### Aim
Copy the full set of lines exactly as given.

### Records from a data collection
+++

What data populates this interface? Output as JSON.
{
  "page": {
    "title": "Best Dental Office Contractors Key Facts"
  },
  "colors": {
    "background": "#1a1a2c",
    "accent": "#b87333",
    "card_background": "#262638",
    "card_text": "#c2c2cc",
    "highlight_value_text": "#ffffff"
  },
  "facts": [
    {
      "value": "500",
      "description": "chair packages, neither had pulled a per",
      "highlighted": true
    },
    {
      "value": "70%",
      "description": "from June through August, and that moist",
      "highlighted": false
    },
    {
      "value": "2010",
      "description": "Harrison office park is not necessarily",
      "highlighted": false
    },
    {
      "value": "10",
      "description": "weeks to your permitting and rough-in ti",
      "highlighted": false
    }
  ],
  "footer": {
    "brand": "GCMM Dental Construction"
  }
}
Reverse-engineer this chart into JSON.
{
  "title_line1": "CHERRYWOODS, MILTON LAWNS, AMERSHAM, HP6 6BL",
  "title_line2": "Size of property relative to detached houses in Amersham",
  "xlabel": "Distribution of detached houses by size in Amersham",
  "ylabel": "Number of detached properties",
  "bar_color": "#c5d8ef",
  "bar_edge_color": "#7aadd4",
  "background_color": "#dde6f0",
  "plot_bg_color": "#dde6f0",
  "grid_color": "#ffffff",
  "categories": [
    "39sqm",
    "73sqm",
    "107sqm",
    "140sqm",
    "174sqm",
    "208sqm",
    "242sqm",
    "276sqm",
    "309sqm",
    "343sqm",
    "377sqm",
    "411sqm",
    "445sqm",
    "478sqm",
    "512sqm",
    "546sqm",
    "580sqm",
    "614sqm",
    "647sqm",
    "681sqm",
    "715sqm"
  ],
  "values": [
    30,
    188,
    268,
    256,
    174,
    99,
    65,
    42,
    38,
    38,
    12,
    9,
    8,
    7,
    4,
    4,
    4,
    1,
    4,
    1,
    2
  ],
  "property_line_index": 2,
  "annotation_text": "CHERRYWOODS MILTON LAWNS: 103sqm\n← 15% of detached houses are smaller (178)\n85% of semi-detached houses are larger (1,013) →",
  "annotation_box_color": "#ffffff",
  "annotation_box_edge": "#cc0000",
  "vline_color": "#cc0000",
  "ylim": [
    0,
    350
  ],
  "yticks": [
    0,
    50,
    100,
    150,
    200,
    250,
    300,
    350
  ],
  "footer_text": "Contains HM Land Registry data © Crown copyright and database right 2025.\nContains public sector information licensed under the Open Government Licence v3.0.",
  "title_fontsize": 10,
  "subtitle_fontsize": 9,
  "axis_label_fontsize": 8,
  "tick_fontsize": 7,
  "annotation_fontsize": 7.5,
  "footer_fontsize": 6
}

+++

### Task response
What data populates this interface? Output as JSON.
{
  "page": {
    "title": "Best Dental Office Contractors Key Facts"
  },
  "colors": {
    "background": "#1a1a2c",
    "accent": "#b87333",
    "card_background": "#262638",
    "card_text": "#c2c2cc",
    "highlight_value_text": "#ffffff"
  },
  "facts": [
    {
      "value": "500",
      "description": "chair packages, neither had pulled a per",
      "highlighted": true
    },
    {
      "value": "70%",
      "description": "from June through August, and that moist",
      "highlighted": false
    },
    {
      "value": "2010",
      "description": "Harrison office park is not necessarily",
      "highlighted": false
    },
    {
      "value": "10",
      "description": "weeks to your permitting and rough-in ti",
      "highlighted": false
    }
  ],
  "footer": {
    "brand": "GCMM Dental Construction"
  }
}
Reverse-engineer this chart into JSON.
{
  "title_line1": "CHERRYWOODS, MILTON LAWNS, AMERSHAM, HP6 6BL",
  "title_line2": "Size of property relative to detached houses in Amersham",
  "xlabel": "Distribution of detached houses by size in Amersham",
  "ylabel": "Number of detached properties",
  "bar_color": "#c5d8ef",
  "bar_edge_color": "#7aadd4",
  "background_color": "#dde6f0",
  "plot_bg_color": "#dde6f0",
  "grid_color": "#ffffff",
  "categories": [
    "39sqm",
    "73sqm",
    "107sqm",
    "140sqm",
    "174sqm",
    "208sqm",
    "242sqm",
    "276sqm",
    "309sqm",
    "343sqm",
    "377sqm",
    "411sqm",
    "445sqm",
    "478sqm",
    "512sqm",
    "546sqm",
    "580sqm",
    "614sqm",
    "647sqm",
    "681sqm",
    "715sqm"
  ],
  "values": [
    30,
    188,
    268,
    256,
    174,
    99,
    65,
    42,
    38,
    38,
    12,
    9,
    8,
    7,
    4,
    4,
    4,
    1,
    4,
    1,
    2
  ],
  "property_line_index": 2,
  "annotation_text": "CHERRYWOODS MILTON LAWNS: 103sqm\n← 15% of detached houses are smaller (178)\n85% of semi-detached houses are larger (1,013) →",
  "annotation_box_color": "#ffffff",
  "annotation_box_edge": "#cc0000",
  "vline_color": "#cc0000",
  "ylim": [
    0,
    350
  ],
  "yticks": [
    0,
    50,
    100,
    150,
    200,
    250,
    300,
    350
  ],
  "footer_text": "Contains HM Land Registry data © Crown copyright and database right 2025.\nContains public sector information licensed under the Open Government Licence v3.0.",
  "title_fontsize": 10,
  "subtitle_fontsize": 9,
  "axis_label_fontsize": 8,
  "tick_fontsize": 7,
  "annotation_fontsize": 7.5,
  "footer_fontsize": 6
}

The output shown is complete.